SHORT EXERCISE | Only the pictures are left out: repeat the rest of the entries exactly.
## Start DATASET RECORDS
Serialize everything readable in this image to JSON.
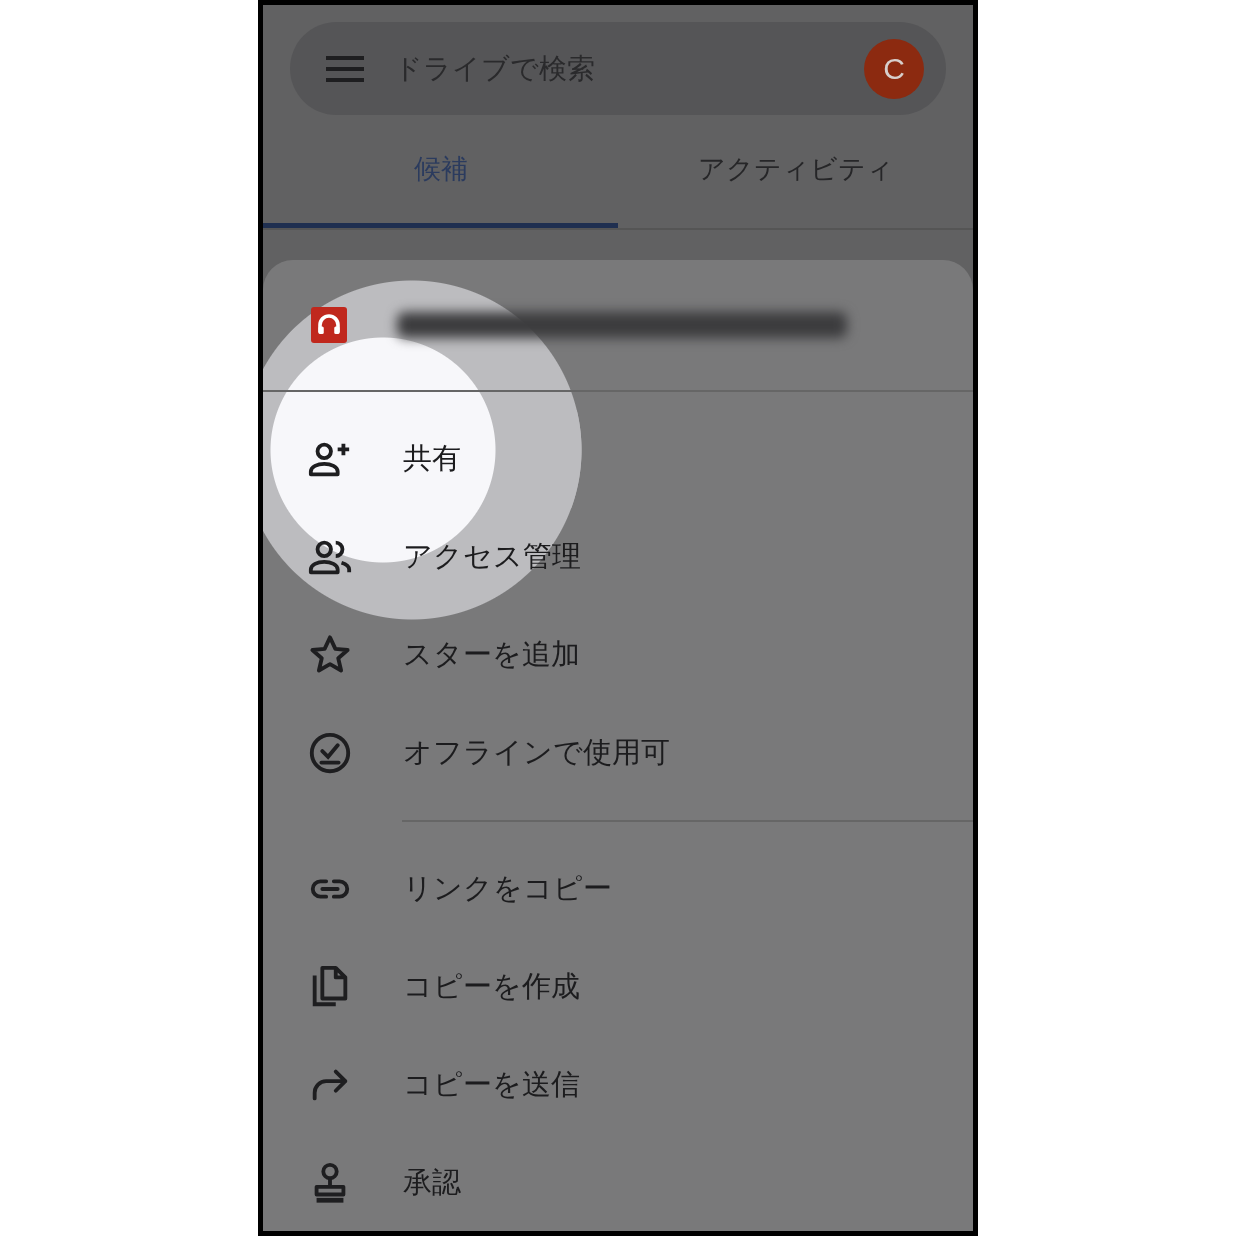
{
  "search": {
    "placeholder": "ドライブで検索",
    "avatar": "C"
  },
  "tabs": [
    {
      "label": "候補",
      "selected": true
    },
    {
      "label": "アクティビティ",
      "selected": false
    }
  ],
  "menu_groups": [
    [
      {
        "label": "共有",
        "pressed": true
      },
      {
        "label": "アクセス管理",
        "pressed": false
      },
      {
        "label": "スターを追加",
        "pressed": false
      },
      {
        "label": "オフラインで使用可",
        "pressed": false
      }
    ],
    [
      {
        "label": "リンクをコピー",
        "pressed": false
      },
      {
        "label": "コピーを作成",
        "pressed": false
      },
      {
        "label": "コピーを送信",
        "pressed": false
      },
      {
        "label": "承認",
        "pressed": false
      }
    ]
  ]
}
## End DATASET RECORDS
EXERCISE ANSWER |
Serialize everything readable in this image to JSON.
{
  "search": {
    "placeholder": "ドライブで検索",
    "avatar": "C"
  },
  "tabs": [
    {
      "label": "候補",
      "selected": true
    },
    {
      "label": "アクティビティ",
      "selected": false
    }
  ],
  "menu_groups": [
    [
      {
        "label": "共有",
        "pressed": true
      },
      {
        "label": "アクセス管理",
        "pressed": false
      },
      {
        "label": "スターを追加",
        "pressed": false
      },
      {
        "label": "オフラインで使用可",
        "pressed": false
      }
    ],
    [
      {
        "label": "リンクをコピー",
        "pressed": false
      },
      {
        "label": "コピーを作成",
        "pressed": false
      },
      {
        "label": "コピーを送信",
        "pressed": false
      },
      {
        "label": "承認",
        "pressed": false
      }
    ]
  ]
}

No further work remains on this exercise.